:: Written task ::
Render every entry exactly as it appears.

(Saved entries)
= = = = =
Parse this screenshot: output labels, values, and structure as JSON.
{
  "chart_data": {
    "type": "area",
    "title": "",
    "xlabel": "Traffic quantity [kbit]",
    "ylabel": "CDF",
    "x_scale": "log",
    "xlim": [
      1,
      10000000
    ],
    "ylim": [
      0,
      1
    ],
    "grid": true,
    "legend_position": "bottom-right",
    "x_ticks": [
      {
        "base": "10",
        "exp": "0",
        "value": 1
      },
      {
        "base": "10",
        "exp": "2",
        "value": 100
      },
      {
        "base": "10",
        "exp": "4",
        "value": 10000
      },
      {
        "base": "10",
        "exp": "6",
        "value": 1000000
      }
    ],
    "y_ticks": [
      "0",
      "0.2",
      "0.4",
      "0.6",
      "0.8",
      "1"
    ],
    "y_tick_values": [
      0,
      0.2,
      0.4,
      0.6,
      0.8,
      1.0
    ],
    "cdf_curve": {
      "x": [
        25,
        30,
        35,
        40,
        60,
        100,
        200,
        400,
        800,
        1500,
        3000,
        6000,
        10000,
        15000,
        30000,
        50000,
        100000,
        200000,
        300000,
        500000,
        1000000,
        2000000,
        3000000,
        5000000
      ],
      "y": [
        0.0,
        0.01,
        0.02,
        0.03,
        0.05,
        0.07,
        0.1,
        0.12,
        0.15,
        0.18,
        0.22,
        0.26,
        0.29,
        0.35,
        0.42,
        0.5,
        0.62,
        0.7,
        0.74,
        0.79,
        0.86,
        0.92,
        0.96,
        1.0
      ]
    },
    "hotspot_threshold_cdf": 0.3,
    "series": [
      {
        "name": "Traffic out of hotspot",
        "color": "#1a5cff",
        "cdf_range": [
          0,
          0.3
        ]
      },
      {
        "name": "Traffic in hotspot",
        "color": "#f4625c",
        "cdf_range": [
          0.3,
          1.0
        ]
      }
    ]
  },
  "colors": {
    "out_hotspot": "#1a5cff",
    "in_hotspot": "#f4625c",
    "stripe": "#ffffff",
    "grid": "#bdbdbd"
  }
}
= = = = =
:: Response to the exercise ::
Parse this screenshot: output labels, values, and structure as JSON.
{
  "chart_data": {
    "type": "area",
    "title": "",
    "xlabel": "Traffic quantity [kbit]",
    "ylabel": "CDF",
    "x_scale": "log",
    "xlim": [
      1,
      10000000
    ],
    "ylim": [
      0,
      1
    ],
    "grid": true,
    "legend_position": "bottom-right",
    "x_ticks": [
      {
        "base": "10",
        "exp": "0",
        "value": 1
      },
      {
        "base": "10",
        "exp": "2",
        "value": 100
      },
      {
        "base": "10",
        "exp": "4",
        "value": 10000
      },
      {
        "base": "10",
        "exp": "6",
        "value": 1000000
      }
    ],
    "y_ticks": [
      "0",
      "0.2",
      "0.4",
      "0.6",
      "0.8",
      "1"
    ],
    "y_tick_values": [
      0,
      0.2,
      0.4,
      0.6,
      0.8,
      1.0
    ],
    "cdf_curve": {
      "x": [
        25,
        30,
        35,
        40,
        60,
        100,
        200,
        400,
        800,
        1500,
        3000,
        6000,
        10000,
        15000,
        30000,
        50000,
        100000,
        200000,
        300000,
        500000,
        1000000,
        2000000,
        3000000,
        5000000
      ],
      "y": [
        0.0,
        0.01,
        0.02,
        0.03,
        0.05,
        0.07,
        0.1,
        0.12,
        0.15,
        0.18,
        0.22,
        0.26,
        0.29,
        0.35,
        0.42,
        0.5,
        0.62,
        0.7,
        0.74,
        0.79,
        0.86,
        0.92,
        0.96,
        1.0
      ]
    },
    "hotspot_threshold_cdf": 0.3,
    "series": [
      {
        "name": "Traffic out of hotspot",
        "color": "#1a5cff",
        "cdf_range": [
          0,
          0.3
        ]
      },
      {
        "name": "Traffic in hotspot",
        "color": "#f4625c",
        "cdf_range": [
          0.3,
          1.0
        ]
      }
    ]
  },
  "colors": {
    "out_hotspot": "#1a5cff",
    "in_hotspot": "#f4625c",
    "stripe": "#ffffff",
    "grid": "#bdbdbd"
  }
}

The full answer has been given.